Dataset records
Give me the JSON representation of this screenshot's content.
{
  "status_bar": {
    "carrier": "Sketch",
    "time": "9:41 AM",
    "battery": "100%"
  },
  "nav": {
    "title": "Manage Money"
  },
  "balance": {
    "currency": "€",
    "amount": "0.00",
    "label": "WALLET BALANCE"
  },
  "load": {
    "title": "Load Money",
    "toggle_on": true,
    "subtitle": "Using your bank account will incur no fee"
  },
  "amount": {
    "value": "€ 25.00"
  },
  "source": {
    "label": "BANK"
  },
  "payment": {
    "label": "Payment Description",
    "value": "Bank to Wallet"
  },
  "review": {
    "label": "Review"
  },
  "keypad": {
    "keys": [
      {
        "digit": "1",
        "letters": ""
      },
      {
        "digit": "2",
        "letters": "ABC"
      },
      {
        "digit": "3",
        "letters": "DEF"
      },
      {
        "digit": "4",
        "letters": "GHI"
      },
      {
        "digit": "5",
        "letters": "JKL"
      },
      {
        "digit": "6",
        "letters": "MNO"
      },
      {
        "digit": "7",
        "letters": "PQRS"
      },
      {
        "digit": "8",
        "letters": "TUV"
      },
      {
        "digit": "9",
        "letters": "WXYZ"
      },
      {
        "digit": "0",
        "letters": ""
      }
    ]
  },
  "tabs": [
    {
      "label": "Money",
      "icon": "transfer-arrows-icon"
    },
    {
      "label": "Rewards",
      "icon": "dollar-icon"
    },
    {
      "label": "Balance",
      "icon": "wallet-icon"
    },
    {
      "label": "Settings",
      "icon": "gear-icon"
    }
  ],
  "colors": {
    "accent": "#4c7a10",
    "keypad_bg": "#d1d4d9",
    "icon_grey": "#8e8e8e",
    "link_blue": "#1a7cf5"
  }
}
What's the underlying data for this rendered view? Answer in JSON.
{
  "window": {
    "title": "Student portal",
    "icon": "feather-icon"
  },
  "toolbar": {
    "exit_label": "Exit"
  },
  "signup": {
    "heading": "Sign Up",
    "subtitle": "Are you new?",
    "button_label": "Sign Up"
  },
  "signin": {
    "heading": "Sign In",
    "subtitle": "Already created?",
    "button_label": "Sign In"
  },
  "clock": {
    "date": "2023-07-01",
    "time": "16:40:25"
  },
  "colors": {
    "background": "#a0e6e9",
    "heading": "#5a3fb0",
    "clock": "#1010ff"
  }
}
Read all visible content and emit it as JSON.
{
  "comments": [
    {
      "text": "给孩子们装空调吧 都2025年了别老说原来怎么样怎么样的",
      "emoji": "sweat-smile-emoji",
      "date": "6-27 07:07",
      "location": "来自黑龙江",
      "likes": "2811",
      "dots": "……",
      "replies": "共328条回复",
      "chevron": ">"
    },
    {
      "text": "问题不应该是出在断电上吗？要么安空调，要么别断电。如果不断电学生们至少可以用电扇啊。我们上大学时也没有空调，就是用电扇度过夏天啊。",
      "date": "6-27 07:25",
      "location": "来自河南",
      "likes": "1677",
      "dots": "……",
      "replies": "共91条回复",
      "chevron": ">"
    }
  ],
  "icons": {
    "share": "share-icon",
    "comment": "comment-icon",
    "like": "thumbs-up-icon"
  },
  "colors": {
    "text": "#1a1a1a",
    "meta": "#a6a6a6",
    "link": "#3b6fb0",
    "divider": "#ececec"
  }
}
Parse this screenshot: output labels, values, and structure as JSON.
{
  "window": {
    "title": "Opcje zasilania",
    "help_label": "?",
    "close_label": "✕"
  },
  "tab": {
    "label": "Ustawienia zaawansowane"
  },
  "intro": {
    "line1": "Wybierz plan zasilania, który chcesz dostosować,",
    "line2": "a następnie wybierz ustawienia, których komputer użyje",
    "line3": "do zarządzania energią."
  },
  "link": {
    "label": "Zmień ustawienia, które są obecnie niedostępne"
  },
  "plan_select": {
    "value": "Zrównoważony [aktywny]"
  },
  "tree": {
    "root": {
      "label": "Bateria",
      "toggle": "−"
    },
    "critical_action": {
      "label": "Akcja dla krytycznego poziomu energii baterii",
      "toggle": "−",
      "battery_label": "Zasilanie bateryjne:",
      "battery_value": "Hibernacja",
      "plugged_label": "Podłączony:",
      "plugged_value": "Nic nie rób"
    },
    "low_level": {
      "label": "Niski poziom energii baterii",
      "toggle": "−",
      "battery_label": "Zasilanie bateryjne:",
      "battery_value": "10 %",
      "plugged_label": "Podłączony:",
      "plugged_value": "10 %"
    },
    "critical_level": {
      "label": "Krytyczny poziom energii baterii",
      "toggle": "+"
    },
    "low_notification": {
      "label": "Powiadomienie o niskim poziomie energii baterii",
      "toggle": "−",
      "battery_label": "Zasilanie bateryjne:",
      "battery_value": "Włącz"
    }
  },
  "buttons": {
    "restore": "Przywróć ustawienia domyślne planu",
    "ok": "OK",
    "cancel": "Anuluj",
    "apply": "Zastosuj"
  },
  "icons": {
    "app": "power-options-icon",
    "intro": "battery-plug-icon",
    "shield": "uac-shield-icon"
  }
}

◆ Problem requirements ◆
Give the number of lines in the listing above that contain "baterii", and nothing else.

◆ Response to this task ◆
4